Tell how many lines in the data below include the word "United". The answer is the number only.

## START Records supplied

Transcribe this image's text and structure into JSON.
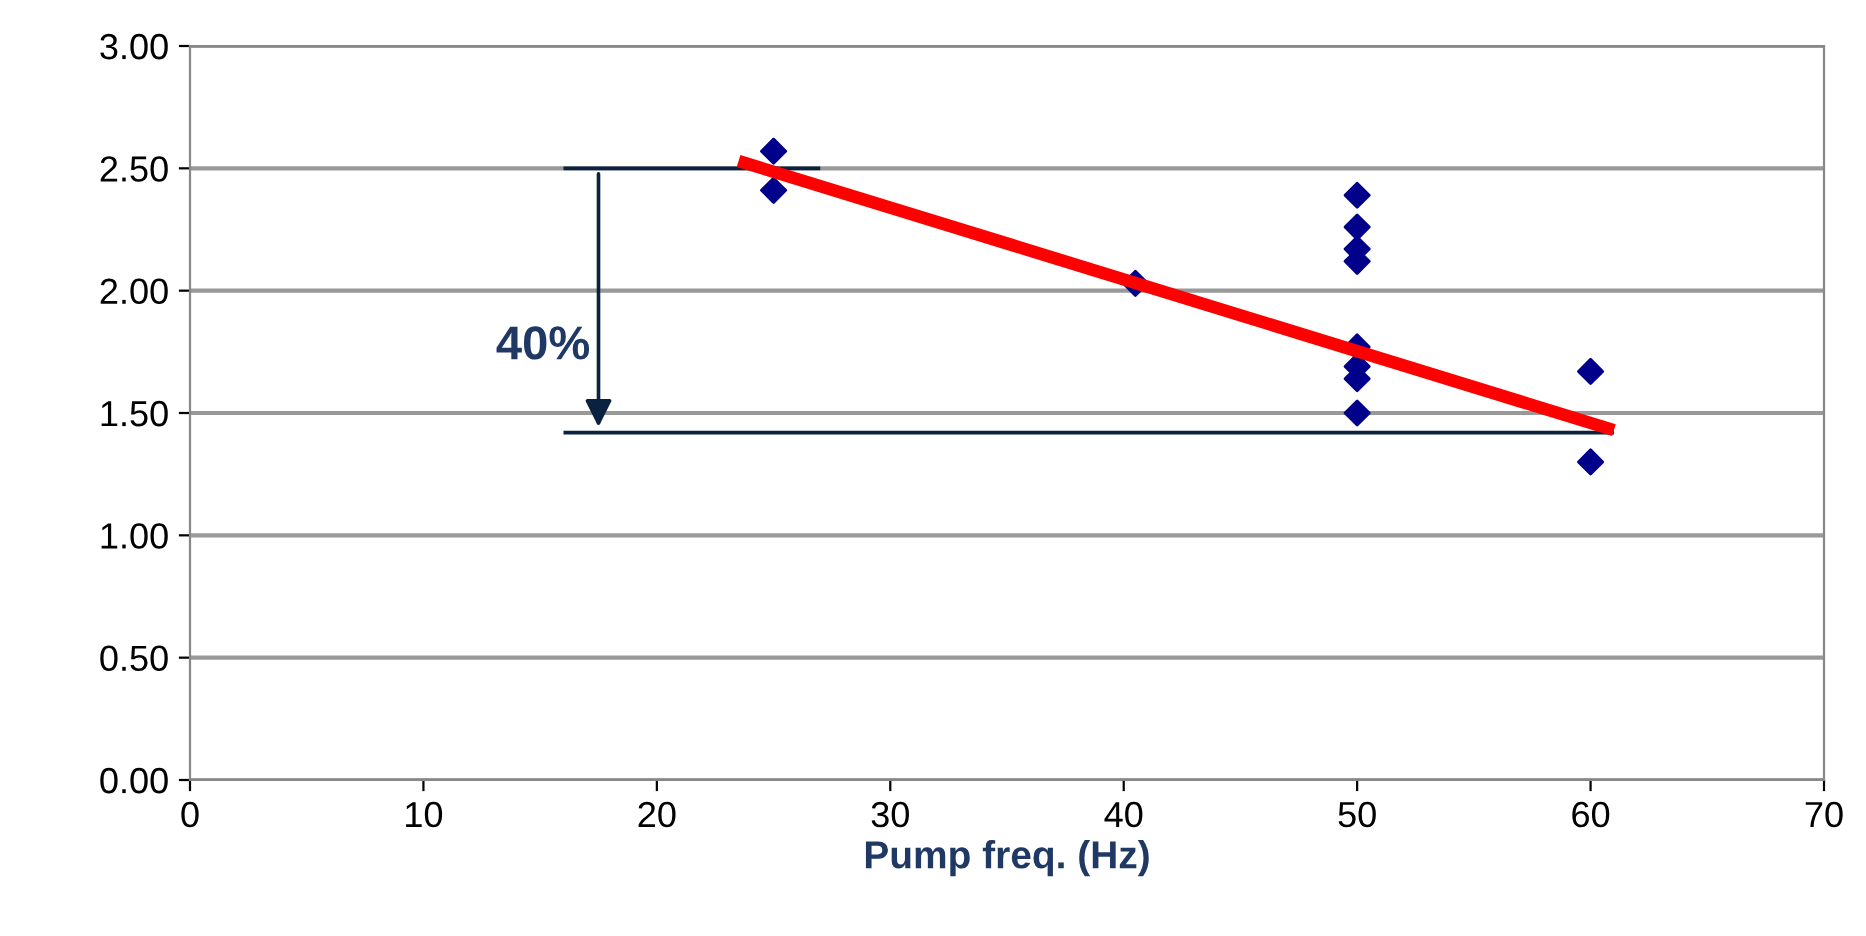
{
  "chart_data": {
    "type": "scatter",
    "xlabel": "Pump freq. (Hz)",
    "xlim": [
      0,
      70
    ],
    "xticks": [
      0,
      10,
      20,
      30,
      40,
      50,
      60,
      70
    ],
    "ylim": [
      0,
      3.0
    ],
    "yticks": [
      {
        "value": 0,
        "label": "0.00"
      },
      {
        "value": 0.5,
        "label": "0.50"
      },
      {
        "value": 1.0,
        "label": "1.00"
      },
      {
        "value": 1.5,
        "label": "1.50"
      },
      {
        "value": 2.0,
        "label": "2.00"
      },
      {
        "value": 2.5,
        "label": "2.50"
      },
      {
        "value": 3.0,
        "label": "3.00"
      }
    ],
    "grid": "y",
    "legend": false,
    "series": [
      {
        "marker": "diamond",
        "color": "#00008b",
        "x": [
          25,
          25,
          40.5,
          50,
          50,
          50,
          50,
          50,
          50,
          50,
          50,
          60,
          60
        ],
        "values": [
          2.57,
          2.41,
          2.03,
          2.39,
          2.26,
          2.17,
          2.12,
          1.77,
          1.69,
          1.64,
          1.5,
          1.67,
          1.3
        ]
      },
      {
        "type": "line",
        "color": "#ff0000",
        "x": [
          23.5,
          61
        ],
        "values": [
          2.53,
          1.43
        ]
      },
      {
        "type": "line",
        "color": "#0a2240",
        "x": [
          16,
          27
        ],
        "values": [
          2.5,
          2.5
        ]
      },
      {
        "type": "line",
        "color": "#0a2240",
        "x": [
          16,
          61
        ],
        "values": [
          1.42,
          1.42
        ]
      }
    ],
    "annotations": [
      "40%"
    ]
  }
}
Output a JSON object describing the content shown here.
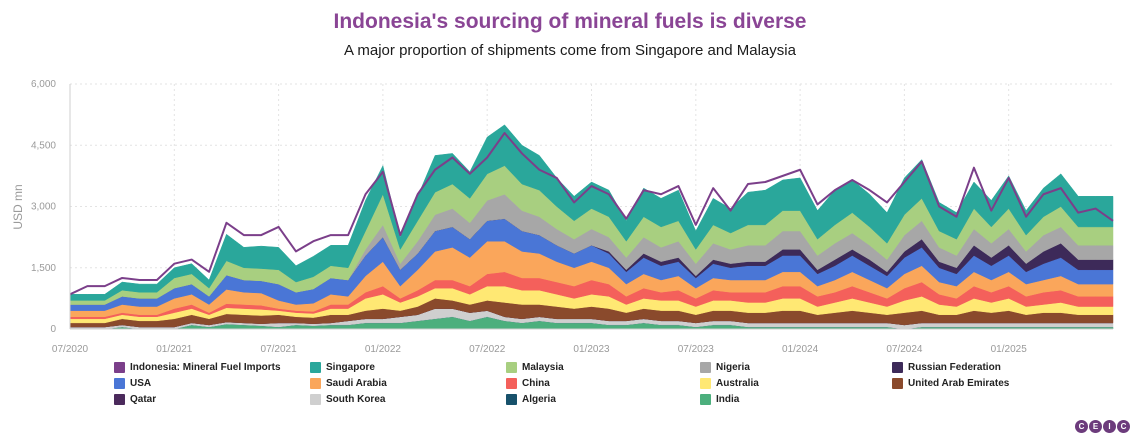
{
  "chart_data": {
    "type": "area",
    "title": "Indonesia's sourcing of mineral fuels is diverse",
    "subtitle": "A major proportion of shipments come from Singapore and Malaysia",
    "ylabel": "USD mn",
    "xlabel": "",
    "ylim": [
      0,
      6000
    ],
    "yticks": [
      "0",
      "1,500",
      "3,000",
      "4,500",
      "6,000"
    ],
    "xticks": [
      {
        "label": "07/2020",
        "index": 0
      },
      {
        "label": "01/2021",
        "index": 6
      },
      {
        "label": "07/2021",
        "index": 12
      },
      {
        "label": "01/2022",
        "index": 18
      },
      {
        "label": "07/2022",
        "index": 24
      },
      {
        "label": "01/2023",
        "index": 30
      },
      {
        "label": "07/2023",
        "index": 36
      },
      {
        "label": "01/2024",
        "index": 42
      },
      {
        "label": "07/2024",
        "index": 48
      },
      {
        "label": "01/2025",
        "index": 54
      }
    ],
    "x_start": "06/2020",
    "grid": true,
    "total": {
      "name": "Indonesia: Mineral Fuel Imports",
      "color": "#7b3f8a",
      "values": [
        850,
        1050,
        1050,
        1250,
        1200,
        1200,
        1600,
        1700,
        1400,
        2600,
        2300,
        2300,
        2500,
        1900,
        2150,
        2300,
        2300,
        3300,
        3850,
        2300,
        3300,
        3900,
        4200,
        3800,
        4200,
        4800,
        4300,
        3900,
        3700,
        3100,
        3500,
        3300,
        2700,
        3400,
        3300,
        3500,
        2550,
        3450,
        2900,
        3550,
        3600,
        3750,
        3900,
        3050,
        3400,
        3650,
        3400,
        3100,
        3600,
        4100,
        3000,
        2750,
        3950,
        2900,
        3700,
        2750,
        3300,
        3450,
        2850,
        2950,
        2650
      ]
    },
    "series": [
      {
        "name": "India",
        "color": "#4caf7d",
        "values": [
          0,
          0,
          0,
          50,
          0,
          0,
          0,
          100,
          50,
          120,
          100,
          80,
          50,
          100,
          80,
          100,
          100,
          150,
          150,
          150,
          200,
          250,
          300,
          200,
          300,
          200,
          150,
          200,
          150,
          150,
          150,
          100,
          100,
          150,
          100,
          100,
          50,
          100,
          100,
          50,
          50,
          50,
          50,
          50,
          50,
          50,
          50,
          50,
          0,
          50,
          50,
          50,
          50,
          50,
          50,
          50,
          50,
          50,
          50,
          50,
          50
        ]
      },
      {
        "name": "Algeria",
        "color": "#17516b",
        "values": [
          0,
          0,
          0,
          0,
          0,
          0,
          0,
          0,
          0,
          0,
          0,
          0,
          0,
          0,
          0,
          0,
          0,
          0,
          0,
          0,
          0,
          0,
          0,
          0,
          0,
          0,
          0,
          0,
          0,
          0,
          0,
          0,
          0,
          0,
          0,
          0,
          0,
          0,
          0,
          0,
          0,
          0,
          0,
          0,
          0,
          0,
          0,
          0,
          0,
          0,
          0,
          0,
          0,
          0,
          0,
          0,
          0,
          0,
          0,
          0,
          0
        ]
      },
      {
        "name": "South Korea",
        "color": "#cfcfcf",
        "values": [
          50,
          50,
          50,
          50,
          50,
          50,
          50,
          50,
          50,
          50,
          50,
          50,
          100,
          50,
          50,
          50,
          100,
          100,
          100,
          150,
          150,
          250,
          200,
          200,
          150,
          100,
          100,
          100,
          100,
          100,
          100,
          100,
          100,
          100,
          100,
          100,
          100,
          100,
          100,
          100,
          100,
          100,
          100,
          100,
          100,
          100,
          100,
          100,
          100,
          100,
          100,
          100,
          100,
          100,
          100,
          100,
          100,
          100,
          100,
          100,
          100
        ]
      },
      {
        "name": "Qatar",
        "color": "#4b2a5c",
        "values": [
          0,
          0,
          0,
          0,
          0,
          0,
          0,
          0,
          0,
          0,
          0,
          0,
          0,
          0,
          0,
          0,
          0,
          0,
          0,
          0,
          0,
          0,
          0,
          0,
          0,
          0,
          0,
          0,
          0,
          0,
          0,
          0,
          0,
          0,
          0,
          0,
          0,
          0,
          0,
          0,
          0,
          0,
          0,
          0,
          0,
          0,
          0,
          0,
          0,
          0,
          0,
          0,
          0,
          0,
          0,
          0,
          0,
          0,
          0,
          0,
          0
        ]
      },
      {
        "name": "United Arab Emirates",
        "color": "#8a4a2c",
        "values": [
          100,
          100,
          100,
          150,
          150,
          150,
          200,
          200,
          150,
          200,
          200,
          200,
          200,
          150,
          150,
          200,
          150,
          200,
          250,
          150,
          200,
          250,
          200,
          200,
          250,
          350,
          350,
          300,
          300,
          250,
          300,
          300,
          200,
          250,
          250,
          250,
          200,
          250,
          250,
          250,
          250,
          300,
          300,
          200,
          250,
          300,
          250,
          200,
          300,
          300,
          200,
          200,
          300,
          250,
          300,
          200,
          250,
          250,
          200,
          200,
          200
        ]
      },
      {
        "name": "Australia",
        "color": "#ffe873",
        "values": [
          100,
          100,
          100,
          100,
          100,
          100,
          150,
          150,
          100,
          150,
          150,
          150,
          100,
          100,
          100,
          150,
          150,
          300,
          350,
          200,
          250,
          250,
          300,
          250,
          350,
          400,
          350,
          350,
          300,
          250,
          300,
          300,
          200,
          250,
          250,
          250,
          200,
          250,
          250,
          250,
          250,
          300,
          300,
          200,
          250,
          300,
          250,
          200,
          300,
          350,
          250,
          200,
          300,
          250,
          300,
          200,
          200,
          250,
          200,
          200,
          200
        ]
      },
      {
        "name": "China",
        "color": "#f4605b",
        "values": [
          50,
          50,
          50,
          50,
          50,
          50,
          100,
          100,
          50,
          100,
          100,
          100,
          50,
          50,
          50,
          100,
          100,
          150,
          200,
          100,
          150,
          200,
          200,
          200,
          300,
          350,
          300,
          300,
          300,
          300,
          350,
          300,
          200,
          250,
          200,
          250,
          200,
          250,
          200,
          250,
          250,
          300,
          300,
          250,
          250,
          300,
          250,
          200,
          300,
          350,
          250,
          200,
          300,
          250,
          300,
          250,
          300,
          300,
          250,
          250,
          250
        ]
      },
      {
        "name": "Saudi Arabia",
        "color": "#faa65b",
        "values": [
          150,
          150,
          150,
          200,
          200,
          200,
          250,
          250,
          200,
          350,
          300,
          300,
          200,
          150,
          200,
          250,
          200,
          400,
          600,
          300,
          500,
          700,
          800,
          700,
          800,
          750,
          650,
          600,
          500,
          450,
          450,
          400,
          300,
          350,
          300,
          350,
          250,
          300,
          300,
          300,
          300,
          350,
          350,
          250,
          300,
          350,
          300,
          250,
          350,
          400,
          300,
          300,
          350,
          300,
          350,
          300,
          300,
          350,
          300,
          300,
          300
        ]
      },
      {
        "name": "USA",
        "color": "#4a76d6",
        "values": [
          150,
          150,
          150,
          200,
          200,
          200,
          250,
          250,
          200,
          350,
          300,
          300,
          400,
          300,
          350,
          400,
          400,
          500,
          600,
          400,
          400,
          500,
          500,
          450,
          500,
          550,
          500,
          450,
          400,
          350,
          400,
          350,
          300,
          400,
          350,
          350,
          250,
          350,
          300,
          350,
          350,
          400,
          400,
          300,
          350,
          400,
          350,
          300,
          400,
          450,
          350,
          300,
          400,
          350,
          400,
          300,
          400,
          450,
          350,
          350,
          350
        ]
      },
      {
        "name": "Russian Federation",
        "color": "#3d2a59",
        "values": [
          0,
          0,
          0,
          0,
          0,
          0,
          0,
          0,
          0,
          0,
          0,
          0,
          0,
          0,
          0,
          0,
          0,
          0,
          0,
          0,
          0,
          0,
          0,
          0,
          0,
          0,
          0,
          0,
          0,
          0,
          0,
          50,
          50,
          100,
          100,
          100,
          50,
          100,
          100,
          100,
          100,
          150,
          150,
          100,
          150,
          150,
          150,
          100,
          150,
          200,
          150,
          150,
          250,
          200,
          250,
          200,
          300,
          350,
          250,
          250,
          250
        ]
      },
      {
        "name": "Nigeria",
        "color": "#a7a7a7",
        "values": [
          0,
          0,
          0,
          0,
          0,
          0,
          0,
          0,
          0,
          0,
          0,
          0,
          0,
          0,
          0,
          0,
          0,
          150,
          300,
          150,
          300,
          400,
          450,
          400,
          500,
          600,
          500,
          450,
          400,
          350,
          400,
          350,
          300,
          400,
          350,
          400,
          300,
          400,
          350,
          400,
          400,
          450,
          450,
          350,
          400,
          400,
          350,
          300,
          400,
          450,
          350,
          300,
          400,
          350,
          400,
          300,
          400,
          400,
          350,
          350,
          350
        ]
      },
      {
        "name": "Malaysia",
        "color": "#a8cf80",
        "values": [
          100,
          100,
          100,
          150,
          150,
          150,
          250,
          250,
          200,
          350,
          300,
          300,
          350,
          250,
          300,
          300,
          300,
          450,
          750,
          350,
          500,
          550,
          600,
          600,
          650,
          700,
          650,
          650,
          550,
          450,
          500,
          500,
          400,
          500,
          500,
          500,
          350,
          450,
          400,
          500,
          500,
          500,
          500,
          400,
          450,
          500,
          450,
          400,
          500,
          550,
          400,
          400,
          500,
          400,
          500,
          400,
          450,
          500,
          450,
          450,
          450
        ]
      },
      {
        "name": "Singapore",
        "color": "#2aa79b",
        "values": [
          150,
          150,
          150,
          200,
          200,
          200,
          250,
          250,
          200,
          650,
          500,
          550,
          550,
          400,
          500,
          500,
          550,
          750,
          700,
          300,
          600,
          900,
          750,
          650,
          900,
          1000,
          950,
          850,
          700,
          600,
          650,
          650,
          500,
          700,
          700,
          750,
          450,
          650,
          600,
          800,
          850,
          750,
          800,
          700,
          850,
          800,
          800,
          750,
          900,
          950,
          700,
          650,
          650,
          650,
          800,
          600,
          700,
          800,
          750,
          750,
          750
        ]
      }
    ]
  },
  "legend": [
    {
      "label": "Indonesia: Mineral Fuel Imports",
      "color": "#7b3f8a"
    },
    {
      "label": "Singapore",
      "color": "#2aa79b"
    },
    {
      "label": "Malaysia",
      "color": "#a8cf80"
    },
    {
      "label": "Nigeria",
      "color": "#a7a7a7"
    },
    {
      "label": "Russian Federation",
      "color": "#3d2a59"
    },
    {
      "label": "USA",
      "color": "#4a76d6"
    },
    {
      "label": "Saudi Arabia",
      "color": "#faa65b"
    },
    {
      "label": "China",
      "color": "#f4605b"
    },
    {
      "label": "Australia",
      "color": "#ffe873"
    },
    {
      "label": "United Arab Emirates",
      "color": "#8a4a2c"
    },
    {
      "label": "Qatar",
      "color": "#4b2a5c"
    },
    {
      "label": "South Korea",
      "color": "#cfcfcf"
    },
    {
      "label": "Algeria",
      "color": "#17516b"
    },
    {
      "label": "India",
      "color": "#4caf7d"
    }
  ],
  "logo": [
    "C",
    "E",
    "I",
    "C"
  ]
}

## END Records supplied

▶ _Reply_:
2